#### What the task requires
Find the word "blocks" in the records below. List each line containing it.

BEGIN Records for the exercise

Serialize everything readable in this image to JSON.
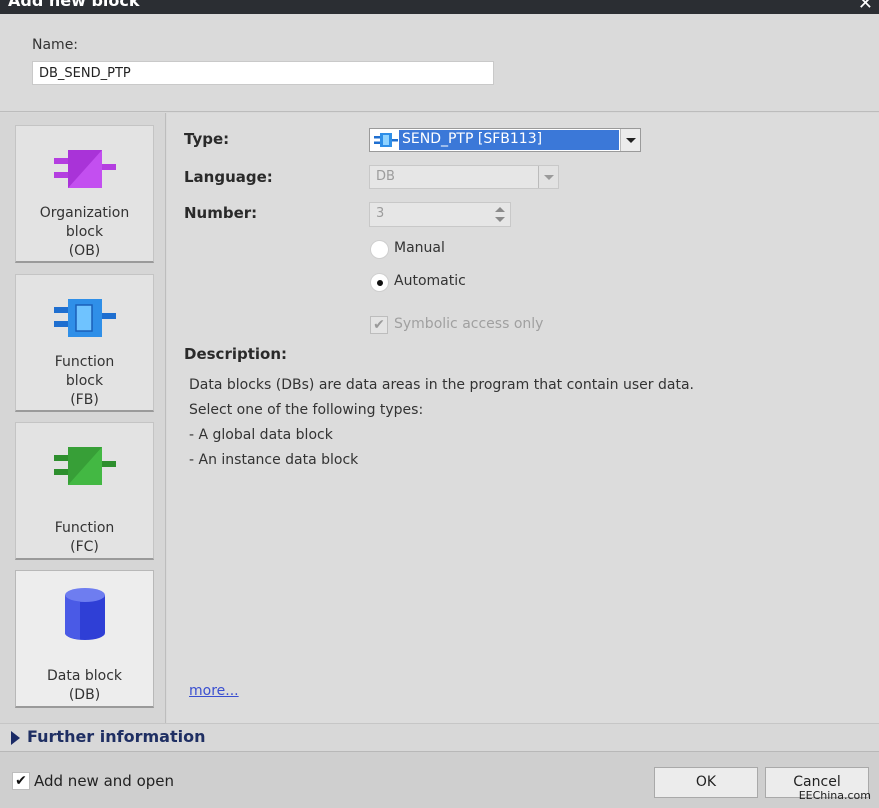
{
  "window": {
    "title": "Add new block"
  },
  "name_section": {
    "label": "Name:",
    "value": "DB_SEND_PTP"
  },
  "blocks": [
    {
      "label_lines": [
        "Organization",
        "block",
        "(OB)"
      ],
      "icon": "organization-block-icon",
      "color": "#b43ee0"
    },
    {
      "label_lines": [
        "Function",
        "block",
        "(FB)"
      ],
      "icon": "function-block-icon",
      "color": "#2f8fe8"
    },
    {
      "label_lines": [
        "Function",
        "(FC)"
      ],
      "icon": "function-icon",
      "color": "#3aa83a"
    },
    {
      "label_lines": [
        "Data block",
        "(DB)"
      ],
      "icon": "data-block-icon",
      "color": "#3b4de0",
      "selected": true
    }
  ],
  "form": {
    "type_label": "Type:",
    "type_value": "SEND_PTP  [SFB113]",
    "language_label": "Language:",
    "language_value": "DB",
    "number_label": "Number:",
    "number_value": "3",
    "radio_manual": "Manual",
    "radio_automatic": "Automatic",
    "symbolic_label": "Symbolic access only",
    "description_title": "Description:",
    "description_lines": [
      "Data blocks (DBs) are data areas in the program that contain user data.",
      "Select one of the following types:",
      "- A global data block",
      "- An instance data block"
    ],
    "more_link": "more..."
  },
  "further_info": {
    "label": "Further information"
  },
  "footer": {
    "add_open_label": "Add new and open",
    "ok_label": "OK",
    "cancel_label": "Cancel",
    "watermark": "EEChina.com"
  }
}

END Records for the exercise

#### Exercise response
  "blocks": [
      "Data blocks (DBs) are data areas in the program that contain user data.",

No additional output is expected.